WHAT YOU HAVE TO DO
Look for "properties" in the listing below. Gather each line that contains it.

[start of PROVIDED MATERIAL]

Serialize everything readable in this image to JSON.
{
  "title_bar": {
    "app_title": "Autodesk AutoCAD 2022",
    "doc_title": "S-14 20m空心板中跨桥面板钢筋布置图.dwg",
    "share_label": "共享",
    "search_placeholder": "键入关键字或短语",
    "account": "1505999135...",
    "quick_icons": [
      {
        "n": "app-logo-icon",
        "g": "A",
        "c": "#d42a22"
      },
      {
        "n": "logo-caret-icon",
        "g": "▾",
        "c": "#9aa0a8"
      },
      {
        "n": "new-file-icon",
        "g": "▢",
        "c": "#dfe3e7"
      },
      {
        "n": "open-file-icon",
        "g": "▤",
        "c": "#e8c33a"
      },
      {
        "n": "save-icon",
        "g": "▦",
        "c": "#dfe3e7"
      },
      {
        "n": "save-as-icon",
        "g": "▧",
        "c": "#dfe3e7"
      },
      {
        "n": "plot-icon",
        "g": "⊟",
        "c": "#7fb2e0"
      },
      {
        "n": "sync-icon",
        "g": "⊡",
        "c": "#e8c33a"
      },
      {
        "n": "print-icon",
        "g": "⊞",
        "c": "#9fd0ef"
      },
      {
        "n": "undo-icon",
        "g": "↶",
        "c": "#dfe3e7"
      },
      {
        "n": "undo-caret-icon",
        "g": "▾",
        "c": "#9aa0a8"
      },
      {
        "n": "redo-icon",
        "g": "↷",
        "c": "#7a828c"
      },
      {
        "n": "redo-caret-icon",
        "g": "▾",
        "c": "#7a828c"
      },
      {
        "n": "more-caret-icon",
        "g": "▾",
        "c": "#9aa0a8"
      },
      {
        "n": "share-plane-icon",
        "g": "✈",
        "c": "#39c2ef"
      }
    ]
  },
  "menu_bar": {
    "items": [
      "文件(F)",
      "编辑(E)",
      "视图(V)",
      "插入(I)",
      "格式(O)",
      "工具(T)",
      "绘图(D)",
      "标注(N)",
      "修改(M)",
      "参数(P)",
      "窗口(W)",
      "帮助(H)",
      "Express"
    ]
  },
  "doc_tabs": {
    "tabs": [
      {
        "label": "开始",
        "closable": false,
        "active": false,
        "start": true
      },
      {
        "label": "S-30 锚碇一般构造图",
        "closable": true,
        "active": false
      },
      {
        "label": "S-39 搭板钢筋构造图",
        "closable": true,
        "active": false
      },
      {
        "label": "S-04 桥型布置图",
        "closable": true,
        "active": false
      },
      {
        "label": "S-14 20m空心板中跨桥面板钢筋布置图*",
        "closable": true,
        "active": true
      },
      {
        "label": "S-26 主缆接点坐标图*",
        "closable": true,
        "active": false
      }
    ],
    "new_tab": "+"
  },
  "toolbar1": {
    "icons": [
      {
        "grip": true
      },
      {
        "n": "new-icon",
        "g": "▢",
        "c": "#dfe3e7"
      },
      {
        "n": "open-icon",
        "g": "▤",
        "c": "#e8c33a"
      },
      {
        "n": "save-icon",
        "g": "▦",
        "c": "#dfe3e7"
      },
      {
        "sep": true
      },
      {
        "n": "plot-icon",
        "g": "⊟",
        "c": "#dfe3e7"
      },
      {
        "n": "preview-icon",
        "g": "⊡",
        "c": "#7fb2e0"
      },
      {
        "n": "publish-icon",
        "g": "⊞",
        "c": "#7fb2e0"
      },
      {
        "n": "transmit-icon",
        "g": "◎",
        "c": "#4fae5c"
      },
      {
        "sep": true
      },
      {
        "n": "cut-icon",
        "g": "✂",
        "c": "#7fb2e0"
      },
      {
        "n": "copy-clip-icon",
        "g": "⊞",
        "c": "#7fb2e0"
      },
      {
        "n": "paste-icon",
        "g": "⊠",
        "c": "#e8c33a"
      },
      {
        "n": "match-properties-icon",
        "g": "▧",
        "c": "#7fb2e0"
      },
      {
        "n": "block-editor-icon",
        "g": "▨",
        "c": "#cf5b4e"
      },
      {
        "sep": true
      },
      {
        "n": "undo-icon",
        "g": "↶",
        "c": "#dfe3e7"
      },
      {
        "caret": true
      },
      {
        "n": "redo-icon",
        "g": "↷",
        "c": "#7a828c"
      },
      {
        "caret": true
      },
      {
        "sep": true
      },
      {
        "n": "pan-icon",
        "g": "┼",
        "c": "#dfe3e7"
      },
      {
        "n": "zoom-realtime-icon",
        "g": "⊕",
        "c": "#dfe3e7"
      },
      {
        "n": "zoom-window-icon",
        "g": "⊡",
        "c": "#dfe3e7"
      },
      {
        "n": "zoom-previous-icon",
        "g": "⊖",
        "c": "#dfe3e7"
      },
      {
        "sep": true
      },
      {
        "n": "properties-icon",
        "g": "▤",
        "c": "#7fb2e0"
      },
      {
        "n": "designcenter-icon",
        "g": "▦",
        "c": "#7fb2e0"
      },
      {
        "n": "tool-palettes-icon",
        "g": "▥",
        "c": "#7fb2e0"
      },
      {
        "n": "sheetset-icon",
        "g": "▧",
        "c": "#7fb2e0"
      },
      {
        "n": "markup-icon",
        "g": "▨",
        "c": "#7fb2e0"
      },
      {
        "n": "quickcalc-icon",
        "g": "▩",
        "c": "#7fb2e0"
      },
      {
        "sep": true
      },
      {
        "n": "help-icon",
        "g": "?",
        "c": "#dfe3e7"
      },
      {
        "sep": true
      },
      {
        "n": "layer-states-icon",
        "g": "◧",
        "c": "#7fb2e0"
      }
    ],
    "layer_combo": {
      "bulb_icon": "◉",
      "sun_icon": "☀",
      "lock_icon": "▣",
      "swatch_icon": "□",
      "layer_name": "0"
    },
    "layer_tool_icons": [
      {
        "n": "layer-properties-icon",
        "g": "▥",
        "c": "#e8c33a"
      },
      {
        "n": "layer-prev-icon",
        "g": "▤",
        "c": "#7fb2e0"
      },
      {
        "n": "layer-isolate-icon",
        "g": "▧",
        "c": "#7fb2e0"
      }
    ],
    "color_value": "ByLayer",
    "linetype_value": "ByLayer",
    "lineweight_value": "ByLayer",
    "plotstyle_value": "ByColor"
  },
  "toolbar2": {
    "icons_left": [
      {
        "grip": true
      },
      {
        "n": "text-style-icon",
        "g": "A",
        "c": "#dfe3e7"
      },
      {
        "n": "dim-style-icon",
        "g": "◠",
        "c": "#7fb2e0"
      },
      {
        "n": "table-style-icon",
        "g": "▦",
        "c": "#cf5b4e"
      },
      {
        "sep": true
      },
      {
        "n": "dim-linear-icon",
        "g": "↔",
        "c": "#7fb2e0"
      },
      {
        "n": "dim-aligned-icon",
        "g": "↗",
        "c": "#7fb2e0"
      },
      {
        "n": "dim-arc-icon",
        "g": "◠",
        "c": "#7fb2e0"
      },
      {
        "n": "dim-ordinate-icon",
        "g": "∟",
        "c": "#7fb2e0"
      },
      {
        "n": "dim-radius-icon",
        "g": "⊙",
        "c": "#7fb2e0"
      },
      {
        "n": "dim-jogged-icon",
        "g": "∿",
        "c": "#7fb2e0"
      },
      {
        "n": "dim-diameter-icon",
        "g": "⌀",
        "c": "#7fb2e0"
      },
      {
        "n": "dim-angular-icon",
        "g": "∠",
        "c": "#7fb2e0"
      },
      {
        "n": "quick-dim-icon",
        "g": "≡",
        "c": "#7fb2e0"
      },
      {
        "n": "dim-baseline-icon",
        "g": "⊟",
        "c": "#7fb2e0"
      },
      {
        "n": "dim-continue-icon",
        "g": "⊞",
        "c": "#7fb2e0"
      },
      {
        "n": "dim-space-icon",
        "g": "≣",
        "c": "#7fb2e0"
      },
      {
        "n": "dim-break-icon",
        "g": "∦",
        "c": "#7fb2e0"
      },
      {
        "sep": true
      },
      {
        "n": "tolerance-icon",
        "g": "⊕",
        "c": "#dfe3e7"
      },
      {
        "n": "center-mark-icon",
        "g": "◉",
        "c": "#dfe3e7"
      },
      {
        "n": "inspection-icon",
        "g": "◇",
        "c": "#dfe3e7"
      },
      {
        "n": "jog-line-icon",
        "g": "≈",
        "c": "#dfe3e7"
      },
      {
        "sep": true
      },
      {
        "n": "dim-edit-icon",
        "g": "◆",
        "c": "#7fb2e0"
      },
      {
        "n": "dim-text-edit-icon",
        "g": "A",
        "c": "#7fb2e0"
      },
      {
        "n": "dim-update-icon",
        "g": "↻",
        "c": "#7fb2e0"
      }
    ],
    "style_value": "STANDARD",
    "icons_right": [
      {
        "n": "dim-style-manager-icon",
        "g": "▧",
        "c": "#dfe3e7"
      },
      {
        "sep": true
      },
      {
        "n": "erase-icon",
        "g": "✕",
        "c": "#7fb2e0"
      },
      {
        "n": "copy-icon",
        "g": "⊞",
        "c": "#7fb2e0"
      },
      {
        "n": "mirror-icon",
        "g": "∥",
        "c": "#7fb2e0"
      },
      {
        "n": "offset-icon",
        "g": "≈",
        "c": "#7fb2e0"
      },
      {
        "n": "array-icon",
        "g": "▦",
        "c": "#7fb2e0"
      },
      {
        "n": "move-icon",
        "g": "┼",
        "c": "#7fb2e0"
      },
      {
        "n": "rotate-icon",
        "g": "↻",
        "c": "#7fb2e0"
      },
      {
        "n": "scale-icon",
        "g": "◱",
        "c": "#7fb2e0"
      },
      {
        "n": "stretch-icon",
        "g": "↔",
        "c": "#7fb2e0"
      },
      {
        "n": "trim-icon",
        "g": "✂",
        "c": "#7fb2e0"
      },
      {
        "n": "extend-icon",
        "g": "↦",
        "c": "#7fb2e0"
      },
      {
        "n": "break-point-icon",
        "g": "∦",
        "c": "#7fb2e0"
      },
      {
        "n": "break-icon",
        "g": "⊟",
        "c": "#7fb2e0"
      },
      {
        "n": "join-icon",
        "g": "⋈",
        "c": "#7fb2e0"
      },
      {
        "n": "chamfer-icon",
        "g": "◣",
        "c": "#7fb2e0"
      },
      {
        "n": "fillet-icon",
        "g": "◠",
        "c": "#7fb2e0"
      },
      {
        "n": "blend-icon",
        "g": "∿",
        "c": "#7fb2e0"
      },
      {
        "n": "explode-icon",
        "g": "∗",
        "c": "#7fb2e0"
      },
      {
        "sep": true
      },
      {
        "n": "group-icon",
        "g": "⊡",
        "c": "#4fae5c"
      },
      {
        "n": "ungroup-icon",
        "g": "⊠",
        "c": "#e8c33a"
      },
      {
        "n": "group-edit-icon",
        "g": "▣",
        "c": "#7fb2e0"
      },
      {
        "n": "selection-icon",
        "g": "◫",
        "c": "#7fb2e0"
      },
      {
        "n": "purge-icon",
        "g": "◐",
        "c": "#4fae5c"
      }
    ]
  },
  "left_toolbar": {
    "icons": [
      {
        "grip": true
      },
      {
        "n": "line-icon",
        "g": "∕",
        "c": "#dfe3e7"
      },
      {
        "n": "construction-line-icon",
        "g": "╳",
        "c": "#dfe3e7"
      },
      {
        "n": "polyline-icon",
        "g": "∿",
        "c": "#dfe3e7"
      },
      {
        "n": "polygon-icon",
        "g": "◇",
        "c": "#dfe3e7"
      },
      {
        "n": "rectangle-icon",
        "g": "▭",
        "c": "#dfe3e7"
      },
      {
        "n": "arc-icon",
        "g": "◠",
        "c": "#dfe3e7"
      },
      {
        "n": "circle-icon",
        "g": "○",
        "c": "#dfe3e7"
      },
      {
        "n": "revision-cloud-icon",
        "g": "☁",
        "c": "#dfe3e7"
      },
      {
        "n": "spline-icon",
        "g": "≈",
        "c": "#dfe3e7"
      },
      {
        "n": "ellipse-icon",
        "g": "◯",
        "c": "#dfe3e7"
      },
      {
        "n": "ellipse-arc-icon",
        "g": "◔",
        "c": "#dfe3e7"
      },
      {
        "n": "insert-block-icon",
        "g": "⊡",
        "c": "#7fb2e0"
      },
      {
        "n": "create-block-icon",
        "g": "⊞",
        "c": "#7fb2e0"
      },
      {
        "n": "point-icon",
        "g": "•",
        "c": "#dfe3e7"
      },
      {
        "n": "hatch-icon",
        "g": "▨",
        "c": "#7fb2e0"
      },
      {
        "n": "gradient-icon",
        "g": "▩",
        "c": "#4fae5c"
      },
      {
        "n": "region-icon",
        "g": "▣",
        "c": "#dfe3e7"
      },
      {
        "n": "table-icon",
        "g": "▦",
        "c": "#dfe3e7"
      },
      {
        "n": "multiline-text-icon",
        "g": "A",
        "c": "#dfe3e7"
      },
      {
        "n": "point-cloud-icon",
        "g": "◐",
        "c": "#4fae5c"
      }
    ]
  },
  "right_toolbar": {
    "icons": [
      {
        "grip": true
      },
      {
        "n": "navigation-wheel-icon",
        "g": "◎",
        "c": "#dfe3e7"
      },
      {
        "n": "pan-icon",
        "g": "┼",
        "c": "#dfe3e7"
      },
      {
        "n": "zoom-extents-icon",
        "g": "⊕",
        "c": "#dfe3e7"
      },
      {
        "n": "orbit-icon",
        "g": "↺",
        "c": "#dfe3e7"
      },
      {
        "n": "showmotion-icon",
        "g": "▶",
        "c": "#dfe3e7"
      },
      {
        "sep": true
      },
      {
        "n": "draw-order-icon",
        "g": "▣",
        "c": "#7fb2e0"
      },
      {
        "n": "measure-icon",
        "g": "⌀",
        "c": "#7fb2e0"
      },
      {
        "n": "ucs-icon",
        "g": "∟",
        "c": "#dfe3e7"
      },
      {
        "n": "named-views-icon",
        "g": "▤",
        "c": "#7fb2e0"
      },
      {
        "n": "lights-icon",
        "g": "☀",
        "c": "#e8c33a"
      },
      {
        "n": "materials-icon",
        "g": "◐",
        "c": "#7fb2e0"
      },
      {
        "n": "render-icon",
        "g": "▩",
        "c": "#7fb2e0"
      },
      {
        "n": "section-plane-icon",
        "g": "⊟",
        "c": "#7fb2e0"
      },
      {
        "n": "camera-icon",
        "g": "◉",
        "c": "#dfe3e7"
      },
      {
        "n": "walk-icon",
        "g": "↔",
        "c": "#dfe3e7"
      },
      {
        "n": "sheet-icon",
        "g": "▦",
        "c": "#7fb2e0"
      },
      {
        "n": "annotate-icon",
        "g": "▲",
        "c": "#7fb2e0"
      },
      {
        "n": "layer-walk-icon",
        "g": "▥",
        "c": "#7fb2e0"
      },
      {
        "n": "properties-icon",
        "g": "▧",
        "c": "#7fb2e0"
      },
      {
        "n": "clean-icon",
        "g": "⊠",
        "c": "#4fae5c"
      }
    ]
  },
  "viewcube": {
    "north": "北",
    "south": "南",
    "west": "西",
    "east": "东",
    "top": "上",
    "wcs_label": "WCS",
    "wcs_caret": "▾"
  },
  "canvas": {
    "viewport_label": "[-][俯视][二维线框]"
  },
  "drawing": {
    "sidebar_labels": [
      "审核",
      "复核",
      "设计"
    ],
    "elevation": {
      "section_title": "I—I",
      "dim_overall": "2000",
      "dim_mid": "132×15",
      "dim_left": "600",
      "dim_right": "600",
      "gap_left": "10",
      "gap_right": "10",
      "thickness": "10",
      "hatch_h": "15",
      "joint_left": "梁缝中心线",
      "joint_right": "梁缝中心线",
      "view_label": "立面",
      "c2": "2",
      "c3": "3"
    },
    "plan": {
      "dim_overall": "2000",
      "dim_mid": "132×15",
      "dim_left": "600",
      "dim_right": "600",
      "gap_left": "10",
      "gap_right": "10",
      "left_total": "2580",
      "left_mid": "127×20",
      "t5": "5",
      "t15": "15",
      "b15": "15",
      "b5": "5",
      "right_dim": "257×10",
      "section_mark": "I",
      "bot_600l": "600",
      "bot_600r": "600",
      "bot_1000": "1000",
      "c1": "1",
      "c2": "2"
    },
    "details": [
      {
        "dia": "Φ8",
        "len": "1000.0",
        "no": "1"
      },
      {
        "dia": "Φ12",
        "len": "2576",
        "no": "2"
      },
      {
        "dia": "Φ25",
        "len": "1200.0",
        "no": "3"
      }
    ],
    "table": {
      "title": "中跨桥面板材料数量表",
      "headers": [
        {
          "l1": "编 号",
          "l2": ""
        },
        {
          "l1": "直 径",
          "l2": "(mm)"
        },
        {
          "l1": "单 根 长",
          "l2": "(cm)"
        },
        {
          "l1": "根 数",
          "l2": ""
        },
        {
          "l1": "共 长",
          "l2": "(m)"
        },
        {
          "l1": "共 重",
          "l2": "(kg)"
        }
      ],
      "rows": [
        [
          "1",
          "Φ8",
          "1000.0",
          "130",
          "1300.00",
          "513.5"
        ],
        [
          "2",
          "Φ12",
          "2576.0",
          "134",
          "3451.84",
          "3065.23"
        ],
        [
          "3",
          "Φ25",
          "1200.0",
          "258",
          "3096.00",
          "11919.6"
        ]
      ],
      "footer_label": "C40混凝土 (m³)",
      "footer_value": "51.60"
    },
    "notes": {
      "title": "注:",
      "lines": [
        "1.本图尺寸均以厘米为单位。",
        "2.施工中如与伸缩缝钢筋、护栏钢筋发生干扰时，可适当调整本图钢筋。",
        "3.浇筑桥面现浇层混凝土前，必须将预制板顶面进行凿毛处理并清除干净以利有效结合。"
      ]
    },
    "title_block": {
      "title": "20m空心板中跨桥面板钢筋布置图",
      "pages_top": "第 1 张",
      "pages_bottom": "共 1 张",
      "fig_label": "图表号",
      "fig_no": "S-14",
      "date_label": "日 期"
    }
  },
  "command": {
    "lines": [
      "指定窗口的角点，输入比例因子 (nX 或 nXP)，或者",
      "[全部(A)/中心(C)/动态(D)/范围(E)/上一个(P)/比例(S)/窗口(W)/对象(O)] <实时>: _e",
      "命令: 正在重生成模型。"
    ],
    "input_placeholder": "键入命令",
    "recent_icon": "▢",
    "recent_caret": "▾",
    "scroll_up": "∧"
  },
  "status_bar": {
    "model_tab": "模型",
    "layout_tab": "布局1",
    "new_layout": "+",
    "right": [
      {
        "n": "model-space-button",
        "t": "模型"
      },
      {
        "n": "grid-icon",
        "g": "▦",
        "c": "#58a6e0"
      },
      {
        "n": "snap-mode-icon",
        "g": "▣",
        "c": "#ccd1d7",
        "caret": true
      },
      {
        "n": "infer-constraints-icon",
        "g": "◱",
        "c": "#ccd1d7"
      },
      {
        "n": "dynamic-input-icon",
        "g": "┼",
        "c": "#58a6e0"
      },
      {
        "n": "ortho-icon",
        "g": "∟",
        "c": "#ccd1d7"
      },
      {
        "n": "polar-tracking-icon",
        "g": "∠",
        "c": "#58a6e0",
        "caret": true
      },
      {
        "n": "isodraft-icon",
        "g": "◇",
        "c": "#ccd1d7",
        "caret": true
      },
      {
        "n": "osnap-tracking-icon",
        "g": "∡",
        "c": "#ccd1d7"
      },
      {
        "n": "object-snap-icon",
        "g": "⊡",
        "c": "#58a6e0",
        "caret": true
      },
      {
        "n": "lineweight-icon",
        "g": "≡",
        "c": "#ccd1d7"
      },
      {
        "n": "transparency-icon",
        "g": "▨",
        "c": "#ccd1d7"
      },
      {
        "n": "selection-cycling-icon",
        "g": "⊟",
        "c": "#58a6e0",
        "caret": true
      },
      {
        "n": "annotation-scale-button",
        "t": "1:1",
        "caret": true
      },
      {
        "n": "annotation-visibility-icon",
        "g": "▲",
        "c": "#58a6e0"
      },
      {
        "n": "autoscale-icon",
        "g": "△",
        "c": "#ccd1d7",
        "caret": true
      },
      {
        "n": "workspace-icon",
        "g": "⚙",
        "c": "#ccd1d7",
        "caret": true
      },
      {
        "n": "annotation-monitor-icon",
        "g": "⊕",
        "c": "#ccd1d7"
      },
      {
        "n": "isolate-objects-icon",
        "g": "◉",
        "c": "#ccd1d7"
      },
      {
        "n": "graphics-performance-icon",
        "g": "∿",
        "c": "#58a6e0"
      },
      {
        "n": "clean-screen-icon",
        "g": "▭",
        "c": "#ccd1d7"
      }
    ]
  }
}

[end of PROVIDED MATERIAL]

RESULT OF THIS TASK
        "n": "match-properties-icon",
        "n": "properties-icon",
        "n": "layer-properties-icon",
        "n": "properties-icon",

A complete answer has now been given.